** start **

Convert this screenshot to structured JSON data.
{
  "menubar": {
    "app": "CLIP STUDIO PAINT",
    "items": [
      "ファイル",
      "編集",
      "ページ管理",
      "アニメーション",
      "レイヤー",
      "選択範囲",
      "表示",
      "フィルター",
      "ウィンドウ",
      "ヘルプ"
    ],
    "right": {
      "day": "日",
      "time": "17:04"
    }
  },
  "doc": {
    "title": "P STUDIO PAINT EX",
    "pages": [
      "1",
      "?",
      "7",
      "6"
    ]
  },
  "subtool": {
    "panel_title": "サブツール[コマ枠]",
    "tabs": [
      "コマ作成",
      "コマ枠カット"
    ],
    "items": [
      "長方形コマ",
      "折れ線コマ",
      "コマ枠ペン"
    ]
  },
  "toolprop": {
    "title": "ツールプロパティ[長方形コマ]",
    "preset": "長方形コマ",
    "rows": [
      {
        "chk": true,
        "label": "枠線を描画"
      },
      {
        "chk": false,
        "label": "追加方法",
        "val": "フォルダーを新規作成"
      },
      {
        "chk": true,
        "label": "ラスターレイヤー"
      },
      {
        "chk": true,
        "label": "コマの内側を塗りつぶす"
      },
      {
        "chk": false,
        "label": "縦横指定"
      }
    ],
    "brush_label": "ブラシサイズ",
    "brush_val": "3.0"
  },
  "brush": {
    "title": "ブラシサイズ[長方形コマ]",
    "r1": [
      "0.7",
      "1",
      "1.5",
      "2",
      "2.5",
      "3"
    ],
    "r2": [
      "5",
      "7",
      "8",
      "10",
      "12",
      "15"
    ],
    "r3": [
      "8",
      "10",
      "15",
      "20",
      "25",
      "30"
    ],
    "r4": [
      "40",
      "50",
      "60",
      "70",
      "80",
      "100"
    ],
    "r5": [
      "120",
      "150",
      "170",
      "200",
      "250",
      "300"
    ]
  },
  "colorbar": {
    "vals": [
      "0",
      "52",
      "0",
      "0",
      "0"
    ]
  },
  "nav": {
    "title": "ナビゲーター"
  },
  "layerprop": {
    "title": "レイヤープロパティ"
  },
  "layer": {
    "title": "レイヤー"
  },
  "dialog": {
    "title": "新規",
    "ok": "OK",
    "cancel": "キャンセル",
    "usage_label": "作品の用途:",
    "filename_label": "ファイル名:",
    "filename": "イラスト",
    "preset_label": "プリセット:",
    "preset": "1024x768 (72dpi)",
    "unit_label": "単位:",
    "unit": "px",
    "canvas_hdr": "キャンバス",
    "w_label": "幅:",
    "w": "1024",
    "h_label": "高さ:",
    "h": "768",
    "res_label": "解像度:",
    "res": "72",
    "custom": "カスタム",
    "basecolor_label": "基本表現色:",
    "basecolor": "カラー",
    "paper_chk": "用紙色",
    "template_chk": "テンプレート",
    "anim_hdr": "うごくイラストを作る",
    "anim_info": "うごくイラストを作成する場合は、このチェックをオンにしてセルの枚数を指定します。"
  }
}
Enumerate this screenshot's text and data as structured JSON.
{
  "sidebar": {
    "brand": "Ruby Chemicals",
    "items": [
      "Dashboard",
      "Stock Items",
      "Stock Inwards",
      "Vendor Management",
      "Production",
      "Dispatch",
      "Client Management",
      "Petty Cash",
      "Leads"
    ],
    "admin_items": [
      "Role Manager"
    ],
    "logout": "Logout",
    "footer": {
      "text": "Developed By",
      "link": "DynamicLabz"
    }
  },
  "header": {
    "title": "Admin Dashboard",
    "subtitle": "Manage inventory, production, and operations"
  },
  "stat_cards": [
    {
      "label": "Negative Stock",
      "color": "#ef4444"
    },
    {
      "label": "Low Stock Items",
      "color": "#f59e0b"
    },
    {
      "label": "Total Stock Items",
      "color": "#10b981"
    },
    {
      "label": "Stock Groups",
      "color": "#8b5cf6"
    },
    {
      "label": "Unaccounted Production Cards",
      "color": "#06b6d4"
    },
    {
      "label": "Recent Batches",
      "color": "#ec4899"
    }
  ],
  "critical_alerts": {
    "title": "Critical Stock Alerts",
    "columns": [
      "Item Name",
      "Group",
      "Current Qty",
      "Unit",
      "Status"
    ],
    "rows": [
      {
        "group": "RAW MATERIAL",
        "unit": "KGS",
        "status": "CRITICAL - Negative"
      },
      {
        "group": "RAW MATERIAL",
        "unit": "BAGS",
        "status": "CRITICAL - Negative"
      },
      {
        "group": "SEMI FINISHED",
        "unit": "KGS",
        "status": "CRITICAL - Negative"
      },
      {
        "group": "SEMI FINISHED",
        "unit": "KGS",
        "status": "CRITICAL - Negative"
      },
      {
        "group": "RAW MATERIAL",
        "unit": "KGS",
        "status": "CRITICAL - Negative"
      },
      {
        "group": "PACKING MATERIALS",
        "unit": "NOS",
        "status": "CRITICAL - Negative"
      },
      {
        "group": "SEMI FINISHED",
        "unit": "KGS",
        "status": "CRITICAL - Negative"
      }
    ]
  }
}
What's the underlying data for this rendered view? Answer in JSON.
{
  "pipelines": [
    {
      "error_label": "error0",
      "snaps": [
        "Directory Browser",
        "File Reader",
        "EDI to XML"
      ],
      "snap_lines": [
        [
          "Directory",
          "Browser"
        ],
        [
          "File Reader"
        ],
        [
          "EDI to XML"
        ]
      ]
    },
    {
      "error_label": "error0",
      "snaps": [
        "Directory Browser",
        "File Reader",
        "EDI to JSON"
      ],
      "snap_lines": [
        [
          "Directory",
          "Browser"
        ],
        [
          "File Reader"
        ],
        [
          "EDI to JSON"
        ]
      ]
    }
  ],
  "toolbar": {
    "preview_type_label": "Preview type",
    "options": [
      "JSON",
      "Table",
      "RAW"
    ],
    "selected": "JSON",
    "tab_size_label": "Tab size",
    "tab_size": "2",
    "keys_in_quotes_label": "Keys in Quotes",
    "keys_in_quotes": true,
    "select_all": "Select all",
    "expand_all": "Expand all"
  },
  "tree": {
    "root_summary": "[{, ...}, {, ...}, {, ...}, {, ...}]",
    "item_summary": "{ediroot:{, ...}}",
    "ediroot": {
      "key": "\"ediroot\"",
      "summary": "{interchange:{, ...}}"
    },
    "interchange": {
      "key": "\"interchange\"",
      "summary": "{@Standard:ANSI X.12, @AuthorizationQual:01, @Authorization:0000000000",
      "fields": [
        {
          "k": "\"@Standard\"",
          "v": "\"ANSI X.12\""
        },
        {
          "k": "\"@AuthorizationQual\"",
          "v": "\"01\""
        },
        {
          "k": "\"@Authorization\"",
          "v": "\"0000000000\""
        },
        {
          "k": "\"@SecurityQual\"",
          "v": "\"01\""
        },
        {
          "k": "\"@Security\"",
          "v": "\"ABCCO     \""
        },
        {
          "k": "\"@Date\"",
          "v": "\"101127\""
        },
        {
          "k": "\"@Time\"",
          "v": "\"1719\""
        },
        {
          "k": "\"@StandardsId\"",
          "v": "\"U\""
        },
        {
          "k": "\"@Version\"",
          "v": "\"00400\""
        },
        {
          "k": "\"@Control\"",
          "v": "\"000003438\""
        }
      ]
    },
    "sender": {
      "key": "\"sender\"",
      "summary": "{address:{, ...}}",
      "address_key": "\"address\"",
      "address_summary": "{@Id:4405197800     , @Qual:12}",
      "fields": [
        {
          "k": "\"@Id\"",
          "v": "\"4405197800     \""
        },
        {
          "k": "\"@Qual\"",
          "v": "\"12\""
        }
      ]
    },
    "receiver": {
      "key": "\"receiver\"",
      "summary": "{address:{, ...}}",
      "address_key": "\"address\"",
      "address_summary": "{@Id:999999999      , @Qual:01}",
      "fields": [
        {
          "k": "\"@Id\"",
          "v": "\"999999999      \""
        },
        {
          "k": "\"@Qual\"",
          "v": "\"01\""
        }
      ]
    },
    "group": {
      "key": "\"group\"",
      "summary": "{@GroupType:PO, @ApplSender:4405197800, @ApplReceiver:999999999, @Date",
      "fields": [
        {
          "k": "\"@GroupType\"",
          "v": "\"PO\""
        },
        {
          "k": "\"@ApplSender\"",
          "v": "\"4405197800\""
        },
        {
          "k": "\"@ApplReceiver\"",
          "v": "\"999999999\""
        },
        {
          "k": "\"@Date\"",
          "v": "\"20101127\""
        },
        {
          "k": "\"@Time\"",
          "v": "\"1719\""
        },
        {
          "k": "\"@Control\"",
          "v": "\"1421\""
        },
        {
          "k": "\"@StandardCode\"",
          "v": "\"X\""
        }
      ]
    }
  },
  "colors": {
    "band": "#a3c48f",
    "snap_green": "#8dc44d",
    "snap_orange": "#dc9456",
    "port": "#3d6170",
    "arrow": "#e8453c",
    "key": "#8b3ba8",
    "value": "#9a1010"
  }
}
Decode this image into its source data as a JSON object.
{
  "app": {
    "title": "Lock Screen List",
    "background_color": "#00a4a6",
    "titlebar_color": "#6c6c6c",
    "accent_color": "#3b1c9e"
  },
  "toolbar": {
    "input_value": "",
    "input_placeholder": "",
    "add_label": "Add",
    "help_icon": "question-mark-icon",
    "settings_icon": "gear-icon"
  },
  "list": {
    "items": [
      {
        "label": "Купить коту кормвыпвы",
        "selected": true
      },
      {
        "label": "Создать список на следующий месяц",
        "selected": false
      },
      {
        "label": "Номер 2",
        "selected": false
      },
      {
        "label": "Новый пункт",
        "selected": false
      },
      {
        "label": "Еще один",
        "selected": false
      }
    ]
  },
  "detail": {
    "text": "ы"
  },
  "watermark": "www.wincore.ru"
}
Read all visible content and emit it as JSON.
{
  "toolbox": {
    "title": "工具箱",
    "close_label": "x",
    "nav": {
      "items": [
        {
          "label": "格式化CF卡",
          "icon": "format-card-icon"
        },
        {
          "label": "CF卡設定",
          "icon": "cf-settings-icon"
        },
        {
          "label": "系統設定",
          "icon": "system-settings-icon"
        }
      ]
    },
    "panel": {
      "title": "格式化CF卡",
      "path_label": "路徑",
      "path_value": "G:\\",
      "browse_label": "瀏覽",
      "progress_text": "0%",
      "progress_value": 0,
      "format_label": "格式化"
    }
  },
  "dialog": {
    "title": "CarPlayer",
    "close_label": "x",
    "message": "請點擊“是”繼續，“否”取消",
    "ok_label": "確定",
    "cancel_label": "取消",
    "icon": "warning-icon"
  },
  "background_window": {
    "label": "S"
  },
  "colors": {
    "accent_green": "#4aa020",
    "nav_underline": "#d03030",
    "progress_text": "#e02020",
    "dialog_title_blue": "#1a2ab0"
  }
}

** end **

§ SHORT EXERCISE: Return every line in the listing that contains the word "screenshot".

§ EXPECTED ANSWER:
Convert this screenshot to structured JSON data.
Enumerate this screenshot's text and data as structured JSON.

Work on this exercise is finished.